Speak No Evil opened in second place, earning an estimated $11.5 million at the domestic box office. The black comedy, starring James McAvoy and Mackenzie Davis, collected an estimated $9.3 million overseas, for a worldwide total of $20.8 million.
Third place went to Deadpool and Wolverine, grabbing an estimated $5.2 million at the North American box office, bringing its eight-week tally to $621.5 million. Globally, the film has grossed $1.3 billion to date.
Am I Racist?, starring Veep alum Matt Walsh, logged the top debut for a documentary film released in the past decade, according to Entertainment Weekly, opening in fourth place with an estimated $4.8 million at the North American box office.
Rounding out the top five was Reagan, the biopic starring Dennis Quaid, earning an estimated $3 million at the domestic box office in its third week of release.

• **Listed records**
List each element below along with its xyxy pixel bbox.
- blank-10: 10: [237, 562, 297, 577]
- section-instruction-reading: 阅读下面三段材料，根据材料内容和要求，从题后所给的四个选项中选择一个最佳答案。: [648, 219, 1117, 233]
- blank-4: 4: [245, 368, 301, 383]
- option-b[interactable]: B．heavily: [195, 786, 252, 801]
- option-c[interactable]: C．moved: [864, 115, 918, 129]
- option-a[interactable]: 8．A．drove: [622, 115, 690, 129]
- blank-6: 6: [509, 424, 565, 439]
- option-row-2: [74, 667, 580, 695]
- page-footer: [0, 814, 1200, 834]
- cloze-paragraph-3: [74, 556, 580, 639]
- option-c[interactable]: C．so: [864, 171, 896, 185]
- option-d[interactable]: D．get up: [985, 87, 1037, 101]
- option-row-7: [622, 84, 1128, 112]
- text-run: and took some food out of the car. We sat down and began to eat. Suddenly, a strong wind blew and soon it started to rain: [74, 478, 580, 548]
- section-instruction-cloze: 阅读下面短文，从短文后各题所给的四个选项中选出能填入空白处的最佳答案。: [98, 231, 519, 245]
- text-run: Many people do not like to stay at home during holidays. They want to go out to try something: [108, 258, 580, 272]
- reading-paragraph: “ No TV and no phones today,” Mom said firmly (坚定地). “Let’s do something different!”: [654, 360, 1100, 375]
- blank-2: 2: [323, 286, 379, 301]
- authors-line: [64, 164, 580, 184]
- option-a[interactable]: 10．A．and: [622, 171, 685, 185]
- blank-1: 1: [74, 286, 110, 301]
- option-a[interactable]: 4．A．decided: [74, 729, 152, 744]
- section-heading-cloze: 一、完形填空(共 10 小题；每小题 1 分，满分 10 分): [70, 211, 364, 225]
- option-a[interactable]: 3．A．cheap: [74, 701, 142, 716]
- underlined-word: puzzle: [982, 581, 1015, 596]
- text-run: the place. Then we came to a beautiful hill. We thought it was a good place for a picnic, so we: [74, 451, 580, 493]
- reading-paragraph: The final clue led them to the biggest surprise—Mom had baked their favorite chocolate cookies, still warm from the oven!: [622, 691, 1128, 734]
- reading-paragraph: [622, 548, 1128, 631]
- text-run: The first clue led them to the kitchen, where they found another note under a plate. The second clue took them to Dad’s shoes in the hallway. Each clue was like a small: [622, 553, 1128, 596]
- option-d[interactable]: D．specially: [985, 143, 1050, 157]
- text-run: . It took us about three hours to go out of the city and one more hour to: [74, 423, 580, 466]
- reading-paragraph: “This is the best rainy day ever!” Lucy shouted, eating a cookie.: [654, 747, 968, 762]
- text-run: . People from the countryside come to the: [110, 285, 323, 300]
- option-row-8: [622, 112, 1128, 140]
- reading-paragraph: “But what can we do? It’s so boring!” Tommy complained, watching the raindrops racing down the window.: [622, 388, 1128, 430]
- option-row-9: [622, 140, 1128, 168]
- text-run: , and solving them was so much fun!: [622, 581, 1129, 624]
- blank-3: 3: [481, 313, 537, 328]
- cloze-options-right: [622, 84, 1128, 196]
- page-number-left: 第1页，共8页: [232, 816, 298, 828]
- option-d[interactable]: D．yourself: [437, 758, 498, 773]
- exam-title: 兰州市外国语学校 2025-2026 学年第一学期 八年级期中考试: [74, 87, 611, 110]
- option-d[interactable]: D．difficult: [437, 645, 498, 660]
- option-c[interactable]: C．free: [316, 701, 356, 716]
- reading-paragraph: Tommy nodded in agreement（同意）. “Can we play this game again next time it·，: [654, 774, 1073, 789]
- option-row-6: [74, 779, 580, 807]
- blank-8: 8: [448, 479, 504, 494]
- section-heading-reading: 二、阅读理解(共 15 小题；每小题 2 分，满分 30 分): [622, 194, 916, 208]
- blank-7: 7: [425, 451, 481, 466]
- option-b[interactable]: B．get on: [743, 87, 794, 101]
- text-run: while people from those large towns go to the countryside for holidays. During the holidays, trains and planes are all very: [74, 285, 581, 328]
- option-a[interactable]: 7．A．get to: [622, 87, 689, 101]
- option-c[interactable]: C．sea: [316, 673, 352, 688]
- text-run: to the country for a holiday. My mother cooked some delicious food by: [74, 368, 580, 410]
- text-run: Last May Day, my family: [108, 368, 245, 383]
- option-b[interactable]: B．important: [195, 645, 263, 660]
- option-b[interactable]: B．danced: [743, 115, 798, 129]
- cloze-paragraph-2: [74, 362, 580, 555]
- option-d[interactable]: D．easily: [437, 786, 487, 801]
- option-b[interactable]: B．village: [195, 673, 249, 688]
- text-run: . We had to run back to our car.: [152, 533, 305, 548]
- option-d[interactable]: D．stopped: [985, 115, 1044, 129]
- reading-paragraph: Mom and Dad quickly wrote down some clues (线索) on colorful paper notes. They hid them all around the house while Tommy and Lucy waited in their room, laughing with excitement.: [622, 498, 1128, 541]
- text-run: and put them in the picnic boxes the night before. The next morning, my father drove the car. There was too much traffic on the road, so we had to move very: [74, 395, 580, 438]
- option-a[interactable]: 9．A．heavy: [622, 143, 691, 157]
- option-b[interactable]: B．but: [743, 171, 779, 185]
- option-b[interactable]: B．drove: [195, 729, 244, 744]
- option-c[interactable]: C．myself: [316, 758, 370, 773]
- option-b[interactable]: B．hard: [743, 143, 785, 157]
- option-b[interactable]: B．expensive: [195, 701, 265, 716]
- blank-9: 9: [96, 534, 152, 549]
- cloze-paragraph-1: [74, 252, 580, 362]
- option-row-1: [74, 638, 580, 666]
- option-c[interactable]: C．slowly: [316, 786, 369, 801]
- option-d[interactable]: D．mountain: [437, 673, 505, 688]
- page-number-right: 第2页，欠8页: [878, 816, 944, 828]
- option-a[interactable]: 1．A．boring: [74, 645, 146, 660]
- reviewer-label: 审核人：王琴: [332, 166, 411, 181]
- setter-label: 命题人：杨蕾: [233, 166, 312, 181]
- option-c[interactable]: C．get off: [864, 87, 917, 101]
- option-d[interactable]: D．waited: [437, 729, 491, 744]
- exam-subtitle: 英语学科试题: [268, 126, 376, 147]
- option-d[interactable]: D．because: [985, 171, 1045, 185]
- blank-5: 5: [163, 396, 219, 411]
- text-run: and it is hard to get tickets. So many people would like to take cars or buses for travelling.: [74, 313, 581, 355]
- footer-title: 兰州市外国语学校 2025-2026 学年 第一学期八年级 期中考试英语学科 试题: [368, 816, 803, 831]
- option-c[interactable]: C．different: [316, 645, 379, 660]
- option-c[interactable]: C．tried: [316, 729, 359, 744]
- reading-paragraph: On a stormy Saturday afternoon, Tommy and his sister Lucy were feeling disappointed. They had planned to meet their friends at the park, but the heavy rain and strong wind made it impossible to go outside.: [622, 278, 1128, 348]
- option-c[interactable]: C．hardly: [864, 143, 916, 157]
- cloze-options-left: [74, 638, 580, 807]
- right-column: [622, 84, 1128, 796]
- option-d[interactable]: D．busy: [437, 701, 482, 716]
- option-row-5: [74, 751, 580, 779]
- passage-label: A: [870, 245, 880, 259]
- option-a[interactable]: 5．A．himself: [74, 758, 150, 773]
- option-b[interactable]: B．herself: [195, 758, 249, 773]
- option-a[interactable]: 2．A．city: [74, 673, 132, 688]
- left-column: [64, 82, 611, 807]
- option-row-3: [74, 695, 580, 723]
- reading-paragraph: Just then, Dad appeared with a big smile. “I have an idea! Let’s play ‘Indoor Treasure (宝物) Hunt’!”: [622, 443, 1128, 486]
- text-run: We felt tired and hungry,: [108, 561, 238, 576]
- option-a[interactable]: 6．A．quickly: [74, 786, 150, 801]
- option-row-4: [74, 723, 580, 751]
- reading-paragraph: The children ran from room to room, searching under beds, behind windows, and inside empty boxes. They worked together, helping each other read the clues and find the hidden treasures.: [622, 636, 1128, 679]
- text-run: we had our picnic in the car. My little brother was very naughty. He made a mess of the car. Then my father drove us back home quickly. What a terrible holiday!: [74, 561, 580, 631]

• **What is required**
Please duplicate the part of the box office text that opens with the words containing "Rounding out the" and closes with "week of release.". The lines above are unrelated to the box office text.

• **Completed task**
Rounding out the top five was Reagan, the biopic starring Dennis Quaid, earning an estimated $3 million at the domestic box office in its third week of release.